Raw data:
§

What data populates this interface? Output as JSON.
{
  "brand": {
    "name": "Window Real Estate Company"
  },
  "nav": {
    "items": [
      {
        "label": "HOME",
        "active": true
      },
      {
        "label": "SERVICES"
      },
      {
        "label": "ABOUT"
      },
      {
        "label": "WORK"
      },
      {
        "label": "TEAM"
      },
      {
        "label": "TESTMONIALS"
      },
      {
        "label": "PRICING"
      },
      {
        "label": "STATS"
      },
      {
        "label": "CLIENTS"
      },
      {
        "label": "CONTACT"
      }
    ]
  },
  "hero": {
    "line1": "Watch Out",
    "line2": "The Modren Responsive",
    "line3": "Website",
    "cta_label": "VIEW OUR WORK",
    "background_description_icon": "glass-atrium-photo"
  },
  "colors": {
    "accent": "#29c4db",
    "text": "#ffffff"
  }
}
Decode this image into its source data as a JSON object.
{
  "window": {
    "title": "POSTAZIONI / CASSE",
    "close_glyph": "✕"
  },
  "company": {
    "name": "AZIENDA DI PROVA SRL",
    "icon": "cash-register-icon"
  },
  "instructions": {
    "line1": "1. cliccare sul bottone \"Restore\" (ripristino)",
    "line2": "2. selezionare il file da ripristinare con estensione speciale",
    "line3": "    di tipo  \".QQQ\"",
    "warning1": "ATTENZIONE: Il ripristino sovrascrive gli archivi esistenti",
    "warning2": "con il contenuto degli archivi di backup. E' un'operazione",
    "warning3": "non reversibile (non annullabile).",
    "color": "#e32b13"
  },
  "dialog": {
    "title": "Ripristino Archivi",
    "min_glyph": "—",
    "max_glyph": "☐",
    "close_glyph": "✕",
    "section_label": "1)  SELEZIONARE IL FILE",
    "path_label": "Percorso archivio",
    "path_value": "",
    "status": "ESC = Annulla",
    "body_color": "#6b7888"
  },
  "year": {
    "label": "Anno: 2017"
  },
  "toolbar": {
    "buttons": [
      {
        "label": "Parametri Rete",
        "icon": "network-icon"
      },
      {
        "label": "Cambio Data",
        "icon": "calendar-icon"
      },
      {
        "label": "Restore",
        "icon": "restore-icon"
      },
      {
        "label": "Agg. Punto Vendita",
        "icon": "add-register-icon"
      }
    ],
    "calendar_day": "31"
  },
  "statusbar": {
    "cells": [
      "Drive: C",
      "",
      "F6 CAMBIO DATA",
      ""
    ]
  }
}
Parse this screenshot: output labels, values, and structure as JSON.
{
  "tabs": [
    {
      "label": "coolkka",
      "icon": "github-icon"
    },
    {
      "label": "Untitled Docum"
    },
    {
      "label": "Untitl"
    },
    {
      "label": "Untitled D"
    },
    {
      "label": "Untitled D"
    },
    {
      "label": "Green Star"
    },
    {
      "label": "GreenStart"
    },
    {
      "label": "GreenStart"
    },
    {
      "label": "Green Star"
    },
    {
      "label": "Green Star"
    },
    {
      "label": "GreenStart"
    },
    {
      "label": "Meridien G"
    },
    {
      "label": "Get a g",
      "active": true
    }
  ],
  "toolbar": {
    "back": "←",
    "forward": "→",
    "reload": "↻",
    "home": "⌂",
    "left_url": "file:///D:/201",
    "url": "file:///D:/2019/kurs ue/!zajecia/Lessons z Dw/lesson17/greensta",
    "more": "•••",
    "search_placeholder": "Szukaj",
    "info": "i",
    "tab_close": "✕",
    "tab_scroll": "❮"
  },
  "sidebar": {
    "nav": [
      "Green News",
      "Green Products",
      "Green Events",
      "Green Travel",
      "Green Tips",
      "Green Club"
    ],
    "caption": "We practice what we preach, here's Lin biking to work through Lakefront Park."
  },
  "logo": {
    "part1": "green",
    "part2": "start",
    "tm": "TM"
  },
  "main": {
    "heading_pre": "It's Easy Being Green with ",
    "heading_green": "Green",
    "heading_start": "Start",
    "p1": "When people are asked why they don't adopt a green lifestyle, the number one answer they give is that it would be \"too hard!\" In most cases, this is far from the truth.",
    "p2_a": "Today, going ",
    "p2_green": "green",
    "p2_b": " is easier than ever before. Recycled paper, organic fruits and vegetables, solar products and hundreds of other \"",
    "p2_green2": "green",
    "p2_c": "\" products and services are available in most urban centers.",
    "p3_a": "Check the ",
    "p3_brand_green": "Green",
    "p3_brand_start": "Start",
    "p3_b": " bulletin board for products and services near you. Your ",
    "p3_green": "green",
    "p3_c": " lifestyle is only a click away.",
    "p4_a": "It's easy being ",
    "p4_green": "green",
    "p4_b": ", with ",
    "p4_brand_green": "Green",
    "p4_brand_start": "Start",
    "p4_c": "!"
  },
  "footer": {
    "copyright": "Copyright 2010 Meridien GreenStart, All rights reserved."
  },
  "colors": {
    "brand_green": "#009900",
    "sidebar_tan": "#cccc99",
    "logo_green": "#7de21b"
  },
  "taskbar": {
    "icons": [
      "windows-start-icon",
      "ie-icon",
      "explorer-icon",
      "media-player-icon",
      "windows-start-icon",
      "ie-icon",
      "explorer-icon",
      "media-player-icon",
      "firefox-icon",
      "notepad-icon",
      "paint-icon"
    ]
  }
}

§

Direction:
Would you reproduce all the entries exactly?

Full response:
What data populates this interface? Output as JSON.
{
  "brand": {
    "name": "Window Real Estate Company"
  },
  "nav": {
    "items": [
      {
        "label": "HOME",
        "active": true
      },
      {
        "label": "SERVICES"
      },
      {
        "label": "ABOUT"
      },
      {
        "label": "WORK"
      },
      {
        "label": "TEAM"
      },
      {
        "label": "TESTMONIALS"
      },
      {
        "label": "PRICING"
      },
      {
        "label": "STATS"
      },
      {
        "label": "CLIENTS"
      },
      {
        "label": "CONTACT"
      }
    ]
  },
  "hero": {
    "line1": "Watch Out",
    "line2": "The Modren Responsive",
    "line3": "Website",
    "cta_label": "VIEW OUR WORK",
    "background_description_icon": "glass-atrium-photo"
  },
  "colors": {
    "accent": "#29c4db",
    "text": "#ffffff"
  }
}
Decode this image into its source data as a JSON object.
{
  "window": {
    "title": "POSTAZIONI / CASSE",
    "close_glyph": "✕"
  },
  "company": {
    "name": "AZIENDA DI PROVA SRL",
    "icon": "cash-register-icon"
  },
  "instructions": {
    "line1": "1. cliccare sul bottone \"Restore\" (ripristino)",
    "line2": "2. selezionare il file da ripristinare con estensione speciale",
    "line3": "    di tipo  \".QQQ\"",
    "warning1": "ATTENZIONE: Il ripristino sovrascrive gli archivi esistenti",
    "warning2": "con il contenuto degli archivi di backup. E' un'operazione",
    "warning3": "non reversibile (non annullabile).",
    "color": "#e32b13"
  },
  "dialog": {
    "title": "Ripristino Archivi",
    "min_glyph": "—",
    "max_glyph": "☐",
    "close_glyph": "✕",
    "section_label": "1)  SELEZIONARE IL FILE",
    "path_label": "Percorso archivio",
    "path_value": "",
    "status": "ESC = Annulla",
    "body_color": "#6b7888"
  },
  "year": {
    "label": "Anno: 2017"
  },
  "toolbar": {
    "buttons": [
      {
        "label": "Parametri Rete",
        "icon": "network-icon"
      },
      {
        "label": "Cambio Data",
        "icon": "calendar-icon"
      },
      {
        "label": "Restore",
        "icon": "restore-icon"
      },
      {
        "label": "Agg. Punto Vendita",
        "icon": "add-register-icon"
      }
    ],
    "calendar_day": "31"
  },
  "statusbar": {
    "cells": [
      "Drive: C",
      "",
      "F6 CAMBIO DATA",
      ""
    ]
  }
}
Parse this screenshot: output labels, values, and structure as JSON.
{
  "tabs": [
    {
      "label": "coolkka",
      "icon": "github-icon"
    },
    {
      "label": "Untitled Docum"
    },
    {
      "label": "Untitl"
    },
    {
      "label": "Untitled D"
    },
    {
      "label": "Untitled D"
    },
    {
      "label": "Green Star"
    },
    {
      "label": "GreenStart"
    },
    {
      "label": "GreenStart"
    },
    {
      "label": "Green Star"
    },
    {
      "label": "Green Star"
    },
    {
      "label": "GreenStart"
    },
    {
      "label": "Meridien G"
    },
    {
      "label": "Get a g",
      "active": true
    }
  ],
  "toolbar": {
    "back": "←",
    "forward": "→",
    "reload": "↻",
    "home": "⌂",
    "left_url": "file:///D:/201",
    "url": "file:///D:/2019/kurs ue/!zajecia/Lessons z Dw/lesson17/greensta",
    "more": "•••",
    "search_placeholder": "Szukaj",
    "info": "i",
    "tab_close": "✕",
    "tab_scroll": "❮"
  },
  "sidebar": {
    "nav": [
      "Green News",
      "Green Products",
      "Green Events",
      "Green Travel",
      "Green Tips",
      "Green Club"
    ],
    "caption": "We practice what we preach, here's Lin biking to work through Lakefront Park."
  },
  "logo": {
    "part1": "green",
    "part2": "start",
    "tm": "TM"
  },
  "main": {
    "heading_pre": "It's Easy Being Green with ",
    "heading_green": "Green",
    "heading_start": "Start",
    "p1": "When people are asked why they don't adopt a green lifestyle, the number one answer they give is that it would be \"too hard!\" In most cases, this is far from the truth.",
    "p2_a": "Today, going ",
    "p2_green": "green",
    "p2_b": " is easier than ever before. Recycled paper, organic fruits and vegetables, solar products and hundreds of other \"",
    "p2_green2": "green",
    "p2_c": "\" products and services are available in most urban centers.",
    "p3_a": "Check the ",
    "p3_brand_green": "Green",
    "p3_brand_start": "Start",
    "p3_b": " bulletin board for products and services near you. Your ",
    "p3_green": "green",
    "p3_c": " lifestyle is only a click away.",
    "p4_a": "It's easy being ",
    "p4_green": "green",
    "p4_b": ", with ",
    "p4_brand_green": "Green",
    "p4_brand_start": "Start",
    "p4_c": "!"
  },
  "footer": {
    "copyright": "Copyright 2010 Meridien GreenStart, All rights reserved."
  },
  "colors": {
    "brand_green": "#009900",
    "sidebar_tan": "#cccc99",
    "logo_green": "#7de21b"
  },
  "taskbar": {
    "icons": [
      "windows-start-icon",
      "ie-icon",
      "explorer-icon",
      "media-player-icon",
      "windows-start-icon",
      "ie-icon",
      "explorer-icon",
      "media-player-icon",
      "firefox-icon",
      "notepad-icon",
      "paint-icon"
    ]
  }
}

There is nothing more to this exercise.